▶ [Task brief]:
From the line containing "Type out the text in this image." to the end of the listing, write out every line exactly; leave out everything else.

[Records excerpted from a collection]
------
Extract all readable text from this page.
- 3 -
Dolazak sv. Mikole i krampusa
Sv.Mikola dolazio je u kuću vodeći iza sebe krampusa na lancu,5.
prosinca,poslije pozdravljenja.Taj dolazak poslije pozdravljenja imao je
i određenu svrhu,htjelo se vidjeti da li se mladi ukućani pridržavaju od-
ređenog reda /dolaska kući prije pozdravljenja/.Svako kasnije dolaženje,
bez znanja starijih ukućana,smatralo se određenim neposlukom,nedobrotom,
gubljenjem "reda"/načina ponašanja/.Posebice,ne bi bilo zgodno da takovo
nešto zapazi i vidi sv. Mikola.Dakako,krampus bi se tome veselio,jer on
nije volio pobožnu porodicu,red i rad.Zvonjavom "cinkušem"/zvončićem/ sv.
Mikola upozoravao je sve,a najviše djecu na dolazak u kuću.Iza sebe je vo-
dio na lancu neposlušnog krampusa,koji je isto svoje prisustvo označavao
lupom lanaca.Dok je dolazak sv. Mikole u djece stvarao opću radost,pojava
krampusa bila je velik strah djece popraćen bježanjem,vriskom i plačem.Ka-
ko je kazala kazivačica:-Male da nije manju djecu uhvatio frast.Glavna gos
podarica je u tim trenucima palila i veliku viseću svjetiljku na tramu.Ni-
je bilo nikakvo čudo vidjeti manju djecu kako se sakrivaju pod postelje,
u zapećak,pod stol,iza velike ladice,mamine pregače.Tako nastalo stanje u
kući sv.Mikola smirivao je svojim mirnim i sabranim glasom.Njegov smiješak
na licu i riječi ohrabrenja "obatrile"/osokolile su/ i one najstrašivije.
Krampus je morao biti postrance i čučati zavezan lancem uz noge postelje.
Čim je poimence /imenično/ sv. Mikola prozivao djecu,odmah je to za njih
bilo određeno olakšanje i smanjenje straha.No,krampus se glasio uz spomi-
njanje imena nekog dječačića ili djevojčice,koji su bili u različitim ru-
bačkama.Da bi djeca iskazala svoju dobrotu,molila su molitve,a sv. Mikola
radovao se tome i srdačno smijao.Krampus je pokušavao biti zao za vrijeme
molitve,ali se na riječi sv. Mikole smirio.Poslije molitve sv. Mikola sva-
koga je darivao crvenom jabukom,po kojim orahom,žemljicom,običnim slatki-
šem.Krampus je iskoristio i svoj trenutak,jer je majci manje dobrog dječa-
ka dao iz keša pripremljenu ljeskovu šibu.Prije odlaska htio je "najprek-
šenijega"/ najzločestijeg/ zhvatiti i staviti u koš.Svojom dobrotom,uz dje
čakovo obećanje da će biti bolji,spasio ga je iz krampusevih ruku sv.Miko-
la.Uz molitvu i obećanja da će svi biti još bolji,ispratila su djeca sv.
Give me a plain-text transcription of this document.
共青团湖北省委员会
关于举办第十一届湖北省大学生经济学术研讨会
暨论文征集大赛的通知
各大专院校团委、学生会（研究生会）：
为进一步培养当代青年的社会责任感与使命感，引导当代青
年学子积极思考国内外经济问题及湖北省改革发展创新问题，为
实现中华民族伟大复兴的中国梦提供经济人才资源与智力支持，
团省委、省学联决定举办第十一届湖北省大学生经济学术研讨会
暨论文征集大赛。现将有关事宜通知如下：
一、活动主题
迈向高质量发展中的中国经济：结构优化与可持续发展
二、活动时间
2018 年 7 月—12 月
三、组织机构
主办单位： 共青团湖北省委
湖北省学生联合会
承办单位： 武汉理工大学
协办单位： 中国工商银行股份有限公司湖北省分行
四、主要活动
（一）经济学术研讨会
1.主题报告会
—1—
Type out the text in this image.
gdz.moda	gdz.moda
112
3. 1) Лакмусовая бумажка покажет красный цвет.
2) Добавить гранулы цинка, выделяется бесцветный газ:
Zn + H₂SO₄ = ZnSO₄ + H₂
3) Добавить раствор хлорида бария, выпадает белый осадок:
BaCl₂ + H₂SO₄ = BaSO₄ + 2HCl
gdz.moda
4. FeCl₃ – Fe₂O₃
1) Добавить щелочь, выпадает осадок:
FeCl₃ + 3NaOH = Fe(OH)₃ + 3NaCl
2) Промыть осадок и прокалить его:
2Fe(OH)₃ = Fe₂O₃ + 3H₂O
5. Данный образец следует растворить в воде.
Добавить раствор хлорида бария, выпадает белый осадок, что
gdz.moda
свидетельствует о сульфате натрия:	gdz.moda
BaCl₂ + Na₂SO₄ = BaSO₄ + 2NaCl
------
▶ [Solution below]:
Type out the text in this image.
gdz.moda	gdz.moda
112
3. 1) Лакмусовая бумажка покажет красный цвет.
2) Добавить гранулы цинка, выделяется бесцветный газ:
Zn + H₂SO₄ = ZnSO₄ + H₂
3) Добавить раствор хлорида бария, выпадает белый осадок:
BaCl₂ + H₂SO₄ = BaSO₄ + 2HCl
gdz.moda
4. FeCl₃ – Fe₂O₃
1) Добавить щелочь, выпадает осадок:
FeCl₃ + 3NaOH = Fe(OH)₃ + 3NaCl
2) Промыть осадок и прокалить его:
2Fe(OH)₃ = Fe₂O₃ + 3H₂O
5. Данный образец следует растворить в воде.
Добавить раствор хлорида бария, выпадает белый осадок, что
gdz.moda
свидетельствует о сульфате натрия:	gdz.moda
BaCl₂ + Na₂SO₄ = BaSO₄ + 2NaCl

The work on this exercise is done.